Copy each of the entries below faithfully, setting aside any pictures.

Figure record extracts
* START *

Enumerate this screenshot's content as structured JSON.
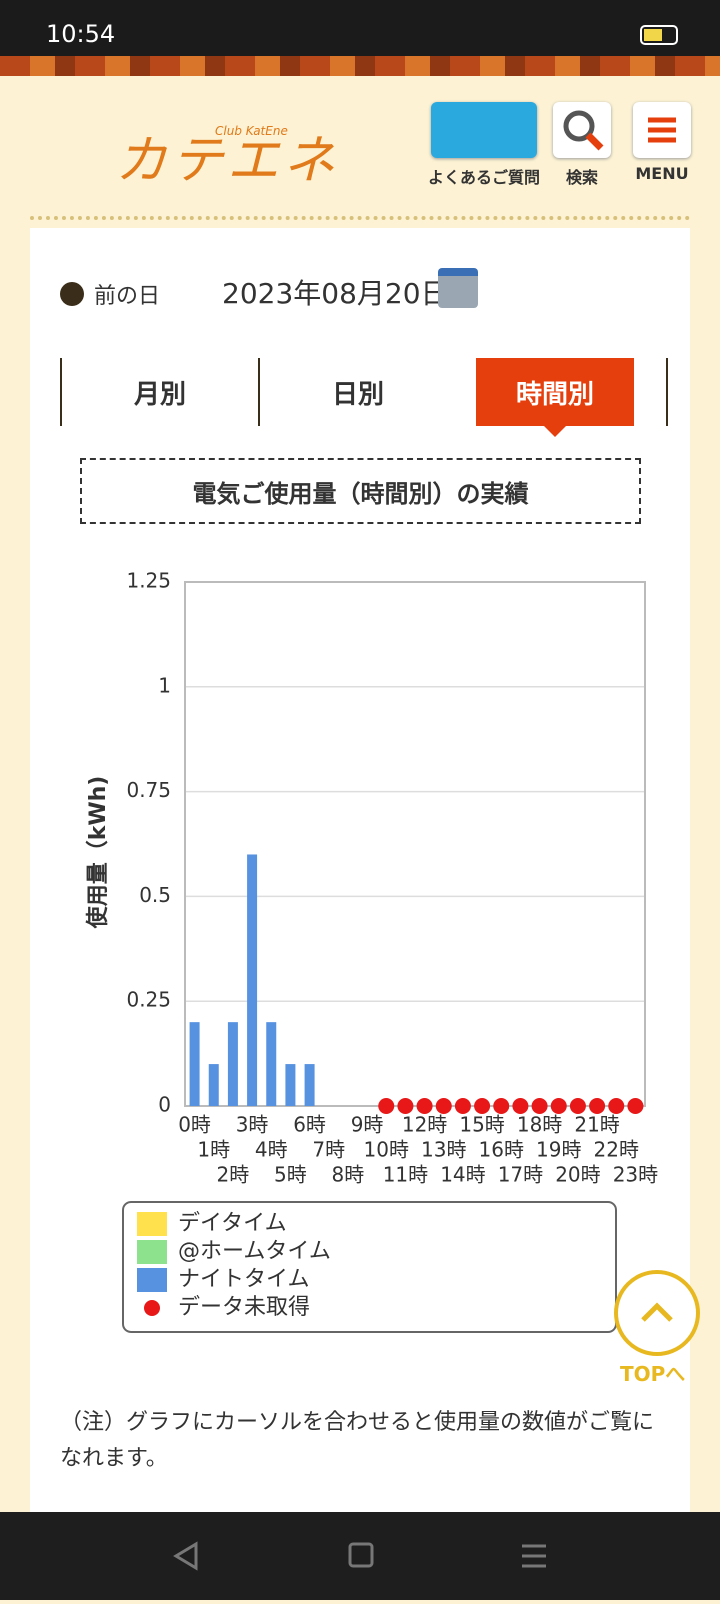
{
  "status_bar": {
    "time": "10:54"
  },
  "header": {
    "logo": "カテエネ",
    "logo_sub": "Club KatEne",
    "nav": [
      "よくあるご質問",
      "検索",
      "MENU"
    ]
  },
  "date_nav": {
    "prev": "前の日",
    "date": "2023年08月20日"
  },
  "tabs": {
    "items": [
      "月別",
      "日別",
      "時間別"
    ],
    "active": 2
  },
  "section_title": "電気ご使用量（時間別）の実績",
  "chart_data": {
    "type": "bar",
    "y_label": "使用量（kWh)",
    "categories": [
      "0時",
      "1時",
      "2時",
      "3時",
      "4時",
      "5時",
      "6時",
      "7時",
      "8時",
      "9時",
      "10時",
      "11時",
      "12時",
      "13時",
      "14時",
      "15時",
      "16時",
      "17時",
      "18時",
      "19時",
      "20時",
      "21時",
      "22時",
      "23時"
    ],
    "series": [
      {
        "name": "デイタイム",
        "color": "#ffe14d",
        "values": [
          0,
          0,
          0,
          0,
          0,
          0,
          0,
          0,
          0,
          0,
          null,
          null,
          null,
          null,
          null,
          null,
          null,
          null,
          null,
          null,
          null,
          null,
          null,
          null
        ]
      },
      {
        "name": "@ホームタイム",
        "color": "#8de28d",
        "values": [
          0,
          0,
          0,
          0,
          0,
          0,
          0,
          0,
          0,
          0,
          null,
          null,
          null,
          null,
          null,
          null,
          null,
          null,
          null,
          null,
          null,
          null,
          null,
          null
        ]
      },
      {
        "name": "ナイトタイム",
        "color": "#5692e0",
        "values": [
          0.2,
          0.1,
          0.2,
          0.6,
          0.2,
          0.1,
          0.1,
          0,
          0,
          0,
          null,
          null,
          null,
          null,
          null,
          null,
          null,
          null,
          null,
          null,
          null,
          null,
          null,
          null
        ]
      },
      {
        "name": "データ未取得",
        "color": "#e81818",
        "marker": "circle",
        "values": [
          null,
          null,
          null,
          null,
          null,
          null,
          null,
          null,
          null,
          null,
          0,
          0,
          0,
          0,
          0,
          0,
          0,
          0,
          0,
          0,
          0,
          0,
          0,
          0
        ]
      }
    ],
    "ylim": [
      0,
      1.25
    ],
    "yticks": [
      0,
      0.25,
      0.5,
      0.75,
      1,
      1.25
    ],
    "grid": true
  },
  "note": "（注）グラフにカーソルを合わせると使用量の数値がご覧になれます。",
  "top_button": "TOPへ"
}
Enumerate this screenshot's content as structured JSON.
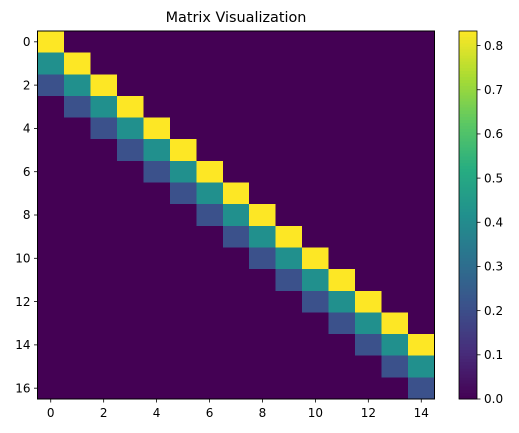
{
  "chart_data": {
    "type": "heatmap",
    "title": "Matrix Visualization",
    "xlabel": "",
    "ylabel": "",
    "colormap": "viridis",
    "xlim": [
      -0.5,
      14.5
    ],
    "ylim": [
      16.5,
      -0.5
    ],
    "x_ticks": [
      0,
      2,
      4,
      6,
      8,
      10,
      12,
      14
    ],
    "y_ticks": [
      0,
      2,
      4,
      6,
      8,
      10,
      12,
      14,
      16
    ],
    "colorbar": {
      "range": [
        0.0,
        0.833
      ],
      "ticks": [
        0.0,
        0.1,
        0.2,
        0.3,
        0.4,
        0.5,
        0.6,
        0.7,
        0.8
      ],
      "tick_labels": [
        "0.0",
        "0.1",
        "0.2",
        "0.3",
        "0.4",
        "0.5",
        "0.6",
        "0.7",
        "0.8"
      ]
    },
    "rows": 17,
    "cols": 15,
    "matrix": [
      [
        0.833,
        0,
        0,
        0,
        0,
        0,
        0,
        0,
        0,
        0,
        0,
        0,
        0,
        0,
        0
      ],
      [
        0.417,
        0.833,
        0,
        0,
        0,
        0,
        0,
        0,
        0,
        0,
        0,
        0,
        0,
        0,
        0
      ],
      [
        0.208,
        0.417,
        0.833,
        0,
        0,
        0,
        0,
        0,
        0,
        0,
        0,
        0,
        0,
        0,
        0
      ],
      [
        0,
        0.208,
        0.417,
        0.833,
        0,
        0,
        0,
        0,
        0,
        0,
        0,
        0,
        0,
        0,
        0
      ],
      [
        0,
        0,
        0.208,
        0.417,
        0.833,
        0,
        0,
        0,
        0,
        0,
        0,
        0,
        0,
        0,
        0
      ],
      [
        0,
        0,
        0,
        0.208,
        0.417,
        0.833,
        0,
        0,
        0,
        0,
        0,
        0,
        0,
        0,
        0
      ],
      [
        0,
        0,
        0,
        0,
        0.208,
        0.417,
        0.833,
        0,
        0,
        0,
        0,
        0,
        0,
        0,
        0
      ],
      [
        0,
        0,
        0,
        0,
        0,
        0.208,
        0.417,
        0.833,
        0,
        0,
        0,
        0,
        0,
        0,
        0
      ],
      [
        0,
        0,
        0,
        0,
        0,
        0,
        0.208,
        0.417,
        0.833,
        0,
        0,
        0,
        0,
        0,
        0
      ],
      [
        0,
        0,
        0,
        0,
        0,
        0,
        0,
        0.208,
        0.417,
        0.833,
        0,
        0,
        0,
        0,
        0
      ],
      [
        0,
        0,
        0,
        0,
        0,
        0,
        0,
        0,
        0.208,
        0.417,
        0.833,
        0,
        0,
        0,
        0
      ],
      [
        0,
        0,
        0,
        0,
        0,
        0,
        0,
        0,
        0,
        0.208,
        0.417,
        0.833,
        0,
        0,
        0
      ],
      [
        0,
        0,
        0,
        0,
        0,
        0,
        0,
        0,
        0,
        0,
        0.208,
        0.417,
        0.833,
        0,
        0
      ],
      [
        0,
        0,
        0,
        0,
        0,
        0,
        0,
        0,
        0,
        0,
        0,
        0.208,
        0.417,
        0.833,
        0
      ],
      [
        0,
        0,
        0,
        0,
        0,
        0,
        0,
        0,
        0,
        0,
        0,
        0,
        0.208,
        0.417,
        0.833
      ],
      [
        0,
        0,
        0,
        0,
        0,
        0,
        0,
        0,
        0,
        0,
        0,
        0,
        0,
        0.208,
        0.417
      ],
      [
        0,
        0,
        0,
        0,
        0,
        0,
        0,
        0,
        0,
        0,
        0,
        0,
        0,
        0,
        0.208
      ]
    ]
  }
}
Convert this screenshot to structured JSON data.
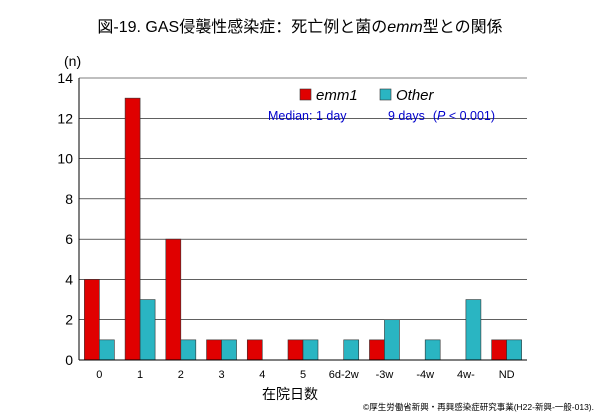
{
  "chart_data": {
    "type": "bar",
    "title_prefix": "図-19. GAS侵襲性感染症：死亡例と菌の",
    "title_italic": "emm",
    "title_suffix": "型との関係",
    "ylabel": "(n)",
    "xlabel": "在院日数",
    "ylim": [
      0,
      14
    ],
    "yticks": [
      0,
      2,
      4,
      6,
      8,
      10,
      12,
      14
    ],
    "grid": true,
    "legend_position": "top-right",
    "categories": [
      "0",
      "1",
      "2",
      "3",
      "4",
      "5",
      "6d-2w",
      "-3w",
      "-4w",
      "4w-",
      "ND"
    ],
    "series": [
      {
        "name": "emm1",
        "color": "#e00000",
        "values": [
          4,
          13,
          6,
          1,
          1,
          1,
          0,
          1,
          0,
          0,
          1
        ]
      },
      {
        "name": "Other",
        "color": "#2ab5c2",
        "values": [
          1,
          3,
          1,
          1,
          0,
          1,
          1,
          2,
          1,
          3,
          1
        ]
      }
    ],
    "annotation": {
      "median_label": "Median: 1 day",
      "other_median": "9 days",
      "p_open": "(",
      "p_symbol": "P",
      "p_rest": " < 0.001)"
    }
  },
  "footer": {
    "credit": "©厚生労働省新興・再興感染症研究事業(H22-新興-一般-013)."
  }
}
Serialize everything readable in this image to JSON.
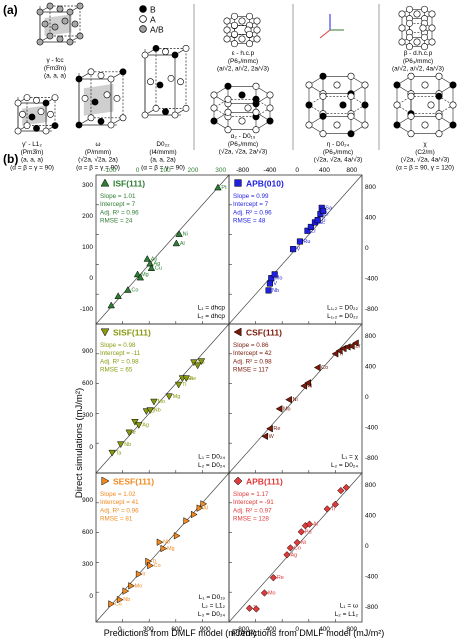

* END *

Response to the task
Enumerate this screenshot's content as structured JSON.
{
  "status_bar": {
    "time": "10:54"
  },
  "header": {
    "logo": "カテエネ",
    "logo_sub": "Club KatEne",
    "nav": [
      "よくあるご質問",
      "検索",
      "MENU"
    ]
  },
  "date_nav": {
    "prev": "前の日",
    "date": "2023年08月20日"
  },
  "tabs": {
    "items": [
      "月別",
      "日別",
      "時間別"
    ],
    "active": 2
  },
  "section_title": "電気ご使用量（時間別）の実績",
  "chart_data": {
    "type": "bar",
    "y_label": "使用量（kWh)",
    "categories": [
      "0時",
      "1時",
      "2時",
      "3時",
      "4時",
      "5時",
      "6時",
      "7時",
      "8時",
      "9時",
      "10時",
      "11時",
      "12時",
      "13時",
      "14時",
      "15時",
      "16時",
      "17時",
      "18時",
      "19時",
      "20時",
      "21時",
      "22時",
      "23時"
    ],
    "series": [
      {
        "name": "デイタイム",
        "color": "#ffe14d",
        "values": [
          0,
          0,
          0,
          0,
          0,
          0,
          0,
          0,
          0,
          0,
          null,
          null,
          null,
          null,
          null,
          null,
          null,
          null,
          null,
          null,
          null,
          null,
          null,
          null
        ]
      },
      {
        "name": "@ホームタイム",
        "color": "#8de28d",
        "values": [
          0,
          0,
          0,
          0,
          0,
          0,
          0,
          0,
          0,
          0,
          null,
          null,
          null,
          null,
          null,
          null,
          null,
          null,
          null,
          null,
          null,
          null,
          null,
          null
        ]
      },
      {
        "name": "ナイトタイム",
        "color": "#5692e0",
        "values": [
          0.2,
          0.1,
          0.2,
          0.6,
          0.2,
          0.1,
          0.1,
          0,
          0,
          0,
          null,
          null,
          null,
          null,
          null,
          null,
          null,
          null,
          null,
          null,
          null,
          null,
          null,
          null
        ]
      },
      {
        "name": "データ未取得",
        "color": "#e81818",
        "marker": "circle",
        "values": [
          null,
          null,
          null,
          null,
          null,
          null,
          null,
          null,
          null,
          null,
          0,
          0,
          0,
          0,
          0,
          0,
          0,
          0,
          0,
          0,
          0,
          0,
          0,
          0
        ]
      }
    ],
    "ylim": [
      0,
      1.25
    ],
    "yticks": [
      0,
      0.25,
      0.5,
      0.75,
      1,
      1.25
    ],
    "grid": true
  },
  "note": "（注）グラフにカーソルを合わせると使用量の数値がご覧になれます。",
  "top_button": "TOPへ"
}
Enumerate this screenshot's content as structured JSON.
{
  "chart_data": {
    "type": "heatmap",
    "title": "Matrix Visualization",
    "xlabel": "",
    "ylabel": "",
    "colormap": "viridis",
    "xlim": [
      -0.5,
      14.5
    ],
    "ylim": [
      16.5,
      -0.5
    ],
    "x_ticks": [
      0,
      2,
      4,
      6,
      8,
      10,
      12,
      14
    ],
    "y_ticks": [
      0,
      2,
      4,
      6,
      8,
      10,
      12,
      14,
      16
    ],
    "colorbar": {
      "range": [
        0.0,
        0.833
      ],
      "ticks": [
        0.0,
        0.1,
        0.2,
        0.3,
        0.4,
        0.5,
        0.6,
        0.7,
        0.8
      ],
      "tick_labels": [
        "0.0",
        "0.1",
        "0.2",
        "0.3",
        "0.4",
        "0.5",
        "0.6",
        "0.7",
        "0.8"
      ]
    },
    "rows": 17,
    "cols": 15,
    "matrix": [
      [
        0.833,
        0,
        0,
        0,
        0,
        0,
        0,
        0,
        0,
        0,
        0,
        0,
        0,
        0,
        0
      ],
      [
        0.417,
        0.833,
        0,
        0,
        0,
        0,
        0,
        0,
        0,
        0,
        0,
        0,
        0,
        0,
        0
      ],
      [
        0.208,
        0.417,
        0.833,
        0,
        0,
        0,
        0,
        0,
        0,
        0,
        0,
        0,
        0,
        0,
        0
      ],
      [
        0,
        0.208,
        0.417,
        0.833,
        0,
        0,
        0,
        0,
        0,
        0,
        0,
        0,
        0,
        0,
        0
      ],
      [
        0,
        0,
        0.208,
        0.417,
        0.833,
        0,
        0,
        0,
        0,
        0,
        0,
        0,
        0,
        0,
        0
      ],
      [
        0,
        0,
        0,
        0.208,
        0.417,
        0.833,
        0,
        0,
        0,
        0,
        0,
        0,
        0,
        0,
        0
      ],
      [
        0,
        0,
        0,
        0,
        0.208,
        0.417,
        0.833,
        0,
        0,
        0,
        0,
        0,
        0,
        0,
        0
      ],
      [
        0,
        0,
        0,
        0,
        0,
        0.208,
        0.417,
        0.833,
        0,
        0,
        0,
        0,
        0,
        0,
        0
      ],
      [
        0,
        0,
        0,
        0,
        0,
        0,
        0.208,
        0.417,
        0.833,
        0,
        0,
        0,
        0,
        0,
        0
      ],
      [
        0,
        0,
        0,
        0,
        0,
        0,
        0,
        0.208,
        0.417,
        0.833,
        0,
        0,
        0,
        0,
        0
      ],
      [
        0,
        0,
        0,
        0,
        0,
        0,
        0,
        0,
        0.208,
        0.417,
        0.833,
        0,
        0,
        0,
        0
      ],
      [
        0,
        0,
        0,
        0,
        0,
        0,
        0,
        0,
        0,
        0.208,
        0.417,
        0.833,
        0,
        0,
        0
      ],
      [
        0,
        0,
        0,
        0,
        0,
        0,
        0,
        0,
        0,
        0,
        0.208,
        0.417,
        0.833,
        0,
        0
      ],
      [
        0,
        0,
        0,
        0,
        0,
        0,
        0,
        0,
        0,
        0,
        0,
        0.208,
        0.417,
        0.833,
        0
      ],
      [
        0,
        0,
        0,
        0,
        0,
        0,
        0,
        0,
        0,
        0,
        0,
        0,
        0.208,
        0.417,
        0.833
      ],
      [
        0,
        0,
        0,
        0,
        0,
        0,
        0,
        0,
        0,
        0,
        0,
        0,
        0,
        0.208,
        0.417
      ],
      [
        0,
        0,
        0,
        0,
        0,
        0,
        0,
        0,
        0,
        0,
        0,
        0,
        0,
        0,
        0.208
      ]
    ]
  }
}
Convert this screenshot to structured JSON data.
{
  "chart_data": {
    "type": "bar",
    "title_prefix": "図-19. GAS侵襲性感染症：死亡例と菌の",
    "title_italic": "emm",
    "title_suffix": "型との関係",
    "ylabel": "(n)",
    "xlabel": "在院日数",
    "ylim": [
      0,
      14
    ],
    "yticks": [
      0,
      2,
      4,
      6,
      8,
      10,
      12,
      14
    ],
    "grid": true,
    "legend_position": "top-right",
    "categories": [
      "0",
      "1",
      "2",
      "3",
      "4",
      "5",
      "6d-2w",
      "-3w",
      "-4w",
      "4w-",
      "ND"
    ],
    "series": [
      {
        "name": "emm1",
        "color": "#e00000",
        "values": [
          4,
          13,
          6,
          1,
          1,
          1,
          0,
          1,
          0,
          0,
          1
        ]
      },
      {
        "name": "Other",
        "color": "#2ab5c2",
        "values": [
          1,
          3,
          1,
          1,
          0,
          1,
          1,
          2,
          1,
          3,
          1
        ]
      }
    ],
    "annotation": {
      "median_label": "Median: 1 day",
      "other_median": "9 days",
      "p_open": "(",
      "p_symbol": "P",
      "p_rest": " < 0.001)"
    }
  },
  "footer": {
    "credit": "©厚生労働省新興・再興感染症研究事業(H22-新興-一般-013)."
  }
}
Serialize everything readable in this image to JSON.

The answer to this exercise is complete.